Task description: In the data, extract each line that holds the string "name".

Figure content listings
******************************

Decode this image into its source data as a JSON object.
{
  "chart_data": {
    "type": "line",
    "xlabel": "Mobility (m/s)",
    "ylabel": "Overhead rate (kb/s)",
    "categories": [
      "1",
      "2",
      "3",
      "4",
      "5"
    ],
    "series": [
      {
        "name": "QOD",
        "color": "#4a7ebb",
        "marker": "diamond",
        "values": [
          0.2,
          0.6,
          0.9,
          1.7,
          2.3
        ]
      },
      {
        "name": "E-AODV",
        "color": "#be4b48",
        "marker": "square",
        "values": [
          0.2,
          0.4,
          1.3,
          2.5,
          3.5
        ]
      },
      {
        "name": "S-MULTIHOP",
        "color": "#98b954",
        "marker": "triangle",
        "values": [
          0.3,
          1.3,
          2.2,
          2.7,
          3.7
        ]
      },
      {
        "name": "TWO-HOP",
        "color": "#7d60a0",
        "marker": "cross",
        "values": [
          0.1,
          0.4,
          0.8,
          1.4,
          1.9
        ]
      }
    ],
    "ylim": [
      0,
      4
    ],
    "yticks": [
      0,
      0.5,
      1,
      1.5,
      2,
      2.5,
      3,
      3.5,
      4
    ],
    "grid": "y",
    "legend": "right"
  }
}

******************************

Solution to this problem:
        "name": "QOD",
        "name": "E-AODV",
        "name": "S-MULTIHOP",
        "name": "TWO-HOP",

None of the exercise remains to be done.